# [grub2] czasami nie działa

## boo

Mam problem z grubem-2.00-r2.

System czasem startuje, czasem nie (najczęściej muszę włączać 2-3 razy zanim się uruchomi, nie wiem od czego zależy czy się uruchomi).

Dzieje się to na różnych kernelach i wersjach gruba. Używam UEFI (bez UEFI miałem malutkie problemy z windowsem7).

grub.cfg

```
menuentry 'Gentoo GNU/Linux' --class gentoo --class gnu-linux --class gnu --class os $menuentry_id_option 'gnulinux-simple-f0afe7a4-a984-4597-99d7-95c1cd4f3ed2' {

        load_video

        insmod gzio

        insmod part_gpt

        insmod btrfs

        set root='hd0,gpt4'

        if [ x$feature_platform_search_hint = xy ]; then

          search --no-floppy --fs-uuid --set=root --hint-bios=hd0,gpt4 --hint-efi=hd0,gpt4 --hint-baremetal=ahci0,gpt4  f0afe7a4-a984-4597-99d7-95c1cd4f3ed2

        else

          search --no-floppy --fs-uuid --set=root f0afe7a4-a984-4597-99d7-95c1cd4f3ed2

        fi

        echo    'Wczytywanie systemu Linux 3.9.2-gentoo...'

        linux   /boot/kernel-3.9.2-gentoo root=/dev/sda4 ro  

}

```

Grub dochodzi do linijki :  echo    'Wczytywanie systemu Linux 3.9.2-gentoo...' i się zawiesza.

fstab

```

UUID=f0afe7a4-a984-4597-99d7-95c1cd4f3ed2 /    btrfs           defaults,nodev,noatime,space_cache,compress=lzo,inode_cache,ssd,discard 0 1

tmpfs                  /var/tmp        tmpfs           nodev,nosuid    0 0

tmpfs                  /tmp            tmpfs           nodev,nosuid    0 0

UUID=FE9D-47CC          /boot/efi       vfat            defaults,noatime,discard,noauto   0 2

UUID=a59183ab-5d05-464f-b954-79e3f978c50b /mnt/magazyn    btrfs           defaults,nodev,noatime,space_cache,compress=lzo,inode_cache,subvol=magazyn  0 1

UUID=a59183ab-5d05-464f-b954-79e3f978c50b /mnt/posprzatac    btrfs           defaults,nodev,noatime,space_cache,compress=lzo,inode_cache  0 1

UUID=a59183ab-5d05-464f-b954-79e3f978c50b /home/radek/Pobrane    btrfs           defaults,nodev,noatime,space_cache,compress=lzo,inode_cache,subvol=Pobrane  0 1

```

Podejrzewam problem z btrfs, albo złą instalację gruba

```

 grub2-install --target=x86_64-efi --root-directory=/boot/efi --boot-directory=/boot/efi/EFI --bootloader-id=GRUB2 --no-floppy --modules=part_gpt --modules=btrfs --modules=gzio

```

edit:

Po aktualizacji biosu i kernela widać znaczącą poprawę (komputer się nie włączył tylko dwa razy). Nie wiem co bardziej pomogło (prawdopodobnie nowszy kernel).

----------

_ZADANIA DO WYKONANIA_
1) Odpowiedz na poniższe pytania na podstawie wątku o problemie z GRUB-em 2.
(a) Której wersji gruba dotyczy opisany problem?
(b) Na jakiej linijce z pliku grub.cfg grub się zawiesza?
(c) Po aktualizacji czego widać znaczącą poprawę?
2) Przełóż na język angielski następujące zdanie z wątku o problemie z GRUB-em 2: „Dzieje się to na różnych kernelach i wersjach gruba.”

_WYODRĘBNIONE DANE_
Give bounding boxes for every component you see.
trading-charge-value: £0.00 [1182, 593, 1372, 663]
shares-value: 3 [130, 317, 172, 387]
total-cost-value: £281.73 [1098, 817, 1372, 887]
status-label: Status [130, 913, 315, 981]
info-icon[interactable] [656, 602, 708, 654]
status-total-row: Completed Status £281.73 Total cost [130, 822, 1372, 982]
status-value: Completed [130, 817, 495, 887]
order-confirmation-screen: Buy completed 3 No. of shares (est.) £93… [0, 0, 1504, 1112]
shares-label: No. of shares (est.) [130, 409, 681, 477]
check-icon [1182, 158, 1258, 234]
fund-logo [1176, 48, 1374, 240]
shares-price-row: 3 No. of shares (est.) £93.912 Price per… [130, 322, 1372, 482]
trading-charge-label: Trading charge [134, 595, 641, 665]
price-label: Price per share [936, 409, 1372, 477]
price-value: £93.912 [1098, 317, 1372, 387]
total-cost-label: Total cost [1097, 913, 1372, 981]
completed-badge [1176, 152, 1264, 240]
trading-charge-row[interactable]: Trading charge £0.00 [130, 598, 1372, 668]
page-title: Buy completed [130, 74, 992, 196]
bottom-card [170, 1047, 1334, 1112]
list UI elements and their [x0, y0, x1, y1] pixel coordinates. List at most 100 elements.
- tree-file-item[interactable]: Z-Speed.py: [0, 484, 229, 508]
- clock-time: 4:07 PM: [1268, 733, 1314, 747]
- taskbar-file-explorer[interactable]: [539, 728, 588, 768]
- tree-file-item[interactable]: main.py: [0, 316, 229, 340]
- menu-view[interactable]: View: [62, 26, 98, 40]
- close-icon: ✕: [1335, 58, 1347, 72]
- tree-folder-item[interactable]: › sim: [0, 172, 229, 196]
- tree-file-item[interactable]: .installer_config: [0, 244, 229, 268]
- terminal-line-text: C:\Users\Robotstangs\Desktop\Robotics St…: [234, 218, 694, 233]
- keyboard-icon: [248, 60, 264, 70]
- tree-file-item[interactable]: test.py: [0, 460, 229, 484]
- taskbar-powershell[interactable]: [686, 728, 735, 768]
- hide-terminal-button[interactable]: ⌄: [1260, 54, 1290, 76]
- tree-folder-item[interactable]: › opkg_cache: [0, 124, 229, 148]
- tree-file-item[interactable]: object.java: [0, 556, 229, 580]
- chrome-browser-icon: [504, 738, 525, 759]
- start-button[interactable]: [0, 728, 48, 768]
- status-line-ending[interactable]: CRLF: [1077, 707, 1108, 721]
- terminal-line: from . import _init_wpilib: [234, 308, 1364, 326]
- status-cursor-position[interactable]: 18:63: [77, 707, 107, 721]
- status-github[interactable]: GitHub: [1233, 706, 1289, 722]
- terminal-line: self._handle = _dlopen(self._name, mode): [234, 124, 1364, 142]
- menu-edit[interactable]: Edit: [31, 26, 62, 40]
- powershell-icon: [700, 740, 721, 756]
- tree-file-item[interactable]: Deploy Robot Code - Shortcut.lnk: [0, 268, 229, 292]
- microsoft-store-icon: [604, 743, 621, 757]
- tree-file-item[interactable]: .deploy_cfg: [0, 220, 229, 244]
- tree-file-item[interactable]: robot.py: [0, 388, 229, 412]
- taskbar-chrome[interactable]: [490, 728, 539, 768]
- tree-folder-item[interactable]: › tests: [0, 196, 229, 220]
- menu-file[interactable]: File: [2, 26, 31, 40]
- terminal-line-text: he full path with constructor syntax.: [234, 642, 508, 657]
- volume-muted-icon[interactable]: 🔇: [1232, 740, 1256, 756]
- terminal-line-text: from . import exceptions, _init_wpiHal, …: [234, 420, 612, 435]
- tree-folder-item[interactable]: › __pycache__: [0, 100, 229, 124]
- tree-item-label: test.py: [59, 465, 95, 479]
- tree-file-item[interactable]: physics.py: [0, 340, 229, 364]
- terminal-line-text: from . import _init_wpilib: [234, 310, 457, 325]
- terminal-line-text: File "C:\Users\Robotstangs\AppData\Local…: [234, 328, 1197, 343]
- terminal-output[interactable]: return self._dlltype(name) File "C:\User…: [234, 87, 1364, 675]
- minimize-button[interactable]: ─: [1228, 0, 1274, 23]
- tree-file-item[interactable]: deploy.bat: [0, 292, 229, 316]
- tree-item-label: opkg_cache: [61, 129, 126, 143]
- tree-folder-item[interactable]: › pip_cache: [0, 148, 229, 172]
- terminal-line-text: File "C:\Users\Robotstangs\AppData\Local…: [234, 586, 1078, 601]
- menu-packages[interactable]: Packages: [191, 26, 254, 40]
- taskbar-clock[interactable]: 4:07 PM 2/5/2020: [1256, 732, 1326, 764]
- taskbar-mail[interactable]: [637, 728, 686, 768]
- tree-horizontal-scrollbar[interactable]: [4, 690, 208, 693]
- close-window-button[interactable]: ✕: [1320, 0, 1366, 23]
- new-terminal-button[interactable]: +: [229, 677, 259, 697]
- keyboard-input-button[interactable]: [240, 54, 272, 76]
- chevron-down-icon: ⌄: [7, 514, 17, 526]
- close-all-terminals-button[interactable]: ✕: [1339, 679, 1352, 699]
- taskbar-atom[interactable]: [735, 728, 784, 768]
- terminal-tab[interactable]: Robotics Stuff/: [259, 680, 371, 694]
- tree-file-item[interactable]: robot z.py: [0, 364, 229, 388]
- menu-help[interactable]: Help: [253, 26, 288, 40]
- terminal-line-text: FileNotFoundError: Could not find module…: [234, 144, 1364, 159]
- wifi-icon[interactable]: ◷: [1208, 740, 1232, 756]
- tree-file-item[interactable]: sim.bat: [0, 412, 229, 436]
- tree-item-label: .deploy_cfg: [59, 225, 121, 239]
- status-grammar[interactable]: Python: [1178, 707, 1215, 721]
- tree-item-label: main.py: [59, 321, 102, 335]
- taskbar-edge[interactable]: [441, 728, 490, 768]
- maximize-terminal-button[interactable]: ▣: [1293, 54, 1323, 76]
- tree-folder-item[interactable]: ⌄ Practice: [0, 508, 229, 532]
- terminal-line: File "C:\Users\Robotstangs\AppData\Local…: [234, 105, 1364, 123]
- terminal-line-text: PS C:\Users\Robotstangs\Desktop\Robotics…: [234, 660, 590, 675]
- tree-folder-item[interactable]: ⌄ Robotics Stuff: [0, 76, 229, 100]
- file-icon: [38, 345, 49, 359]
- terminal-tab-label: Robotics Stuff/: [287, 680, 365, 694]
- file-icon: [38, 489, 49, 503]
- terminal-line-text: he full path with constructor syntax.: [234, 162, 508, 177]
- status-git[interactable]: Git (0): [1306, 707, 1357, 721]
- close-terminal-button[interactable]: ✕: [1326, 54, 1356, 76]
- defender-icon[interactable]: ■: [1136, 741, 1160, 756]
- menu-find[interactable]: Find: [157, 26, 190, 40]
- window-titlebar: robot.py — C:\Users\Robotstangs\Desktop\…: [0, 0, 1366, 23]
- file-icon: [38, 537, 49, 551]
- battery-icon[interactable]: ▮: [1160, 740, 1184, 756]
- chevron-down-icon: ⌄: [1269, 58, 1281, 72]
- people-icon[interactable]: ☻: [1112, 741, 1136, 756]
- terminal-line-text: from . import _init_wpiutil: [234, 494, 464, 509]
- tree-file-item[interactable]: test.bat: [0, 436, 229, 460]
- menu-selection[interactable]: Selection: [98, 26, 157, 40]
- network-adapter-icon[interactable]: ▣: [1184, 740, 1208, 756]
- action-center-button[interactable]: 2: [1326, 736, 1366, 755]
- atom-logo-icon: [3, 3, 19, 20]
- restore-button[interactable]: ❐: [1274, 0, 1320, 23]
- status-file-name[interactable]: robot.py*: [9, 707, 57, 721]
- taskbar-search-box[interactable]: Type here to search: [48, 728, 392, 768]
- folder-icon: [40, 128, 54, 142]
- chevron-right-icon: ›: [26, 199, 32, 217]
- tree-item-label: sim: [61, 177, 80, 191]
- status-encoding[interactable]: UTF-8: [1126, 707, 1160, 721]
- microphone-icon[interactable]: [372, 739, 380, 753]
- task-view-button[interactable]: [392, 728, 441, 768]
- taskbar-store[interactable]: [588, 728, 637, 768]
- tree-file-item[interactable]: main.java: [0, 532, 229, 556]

_ROZWIĄZANIA ZADAŃ_
1)
(a) grub-2.00-r2.
(b) Na linijce: echo 'Wczytywanie systemu Linux 3.9.2-gentoo...'
(c) Po aktualizacji biosu i kernela.

2) This happens on different kernels and versions of grub.